-- begin Supplied entries --

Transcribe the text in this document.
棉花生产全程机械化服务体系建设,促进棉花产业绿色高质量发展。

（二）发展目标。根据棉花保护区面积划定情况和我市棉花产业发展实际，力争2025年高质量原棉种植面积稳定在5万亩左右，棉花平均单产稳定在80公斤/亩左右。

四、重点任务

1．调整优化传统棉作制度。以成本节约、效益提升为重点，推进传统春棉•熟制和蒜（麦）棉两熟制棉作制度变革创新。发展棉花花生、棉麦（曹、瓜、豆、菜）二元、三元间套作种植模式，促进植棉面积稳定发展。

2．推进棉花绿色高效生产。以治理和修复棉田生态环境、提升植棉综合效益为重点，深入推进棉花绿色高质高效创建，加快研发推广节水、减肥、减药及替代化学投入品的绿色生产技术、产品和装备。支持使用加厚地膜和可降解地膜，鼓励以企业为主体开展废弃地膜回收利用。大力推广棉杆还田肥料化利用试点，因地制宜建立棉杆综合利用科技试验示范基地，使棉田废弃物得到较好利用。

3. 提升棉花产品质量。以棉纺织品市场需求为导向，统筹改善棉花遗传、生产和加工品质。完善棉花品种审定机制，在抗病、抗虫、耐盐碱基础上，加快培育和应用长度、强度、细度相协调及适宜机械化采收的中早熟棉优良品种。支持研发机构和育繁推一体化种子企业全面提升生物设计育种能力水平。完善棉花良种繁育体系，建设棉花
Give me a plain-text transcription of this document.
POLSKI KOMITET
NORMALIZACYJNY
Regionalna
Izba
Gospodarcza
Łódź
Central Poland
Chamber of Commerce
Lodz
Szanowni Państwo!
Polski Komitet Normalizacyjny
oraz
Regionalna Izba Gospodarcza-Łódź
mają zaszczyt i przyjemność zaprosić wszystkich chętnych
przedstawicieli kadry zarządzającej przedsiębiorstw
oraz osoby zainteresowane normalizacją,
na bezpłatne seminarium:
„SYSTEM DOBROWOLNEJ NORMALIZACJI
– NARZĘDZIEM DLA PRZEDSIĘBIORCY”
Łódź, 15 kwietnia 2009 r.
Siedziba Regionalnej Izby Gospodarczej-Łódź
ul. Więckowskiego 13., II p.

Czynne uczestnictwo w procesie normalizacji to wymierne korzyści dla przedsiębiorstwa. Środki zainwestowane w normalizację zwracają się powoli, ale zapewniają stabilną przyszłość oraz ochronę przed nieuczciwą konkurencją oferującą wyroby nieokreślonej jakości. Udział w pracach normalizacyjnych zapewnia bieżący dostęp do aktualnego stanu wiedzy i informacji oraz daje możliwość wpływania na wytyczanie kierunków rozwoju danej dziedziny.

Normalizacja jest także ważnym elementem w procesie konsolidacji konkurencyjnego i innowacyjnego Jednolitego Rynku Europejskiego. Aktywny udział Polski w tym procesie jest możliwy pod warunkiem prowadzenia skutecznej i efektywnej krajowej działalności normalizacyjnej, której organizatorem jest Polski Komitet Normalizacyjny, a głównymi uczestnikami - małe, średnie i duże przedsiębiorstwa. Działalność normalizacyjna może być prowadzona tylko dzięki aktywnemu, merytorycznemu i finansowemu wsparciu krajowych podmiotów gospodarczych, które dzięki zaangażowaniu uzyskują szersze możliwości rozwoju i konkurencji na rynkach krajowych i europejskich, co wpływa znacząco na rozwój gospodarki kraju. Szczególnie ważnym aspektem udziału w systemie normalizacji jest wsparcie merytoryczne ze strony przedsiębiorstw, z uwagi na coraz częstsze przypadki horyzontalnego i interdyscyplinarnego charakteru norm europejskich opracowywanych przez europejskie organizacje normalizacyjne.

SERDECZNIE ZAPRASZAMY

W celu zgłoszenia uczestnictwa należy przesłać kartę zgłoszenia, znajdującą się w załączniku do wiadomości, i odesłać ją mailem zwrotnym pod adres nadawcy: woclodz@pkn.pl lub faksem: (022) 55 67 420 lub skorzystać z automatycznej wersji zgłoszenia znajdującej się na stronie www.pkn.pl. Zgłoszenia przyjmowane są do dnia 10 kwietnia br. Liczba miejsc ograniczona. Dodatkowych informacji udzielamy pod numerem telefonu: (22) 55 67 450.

-- end Supplied entries --

Return each line of the listing that holds the string "Gospodarcza".

Gospodarcza
Regionalna Izba Gospodarcza-Łódź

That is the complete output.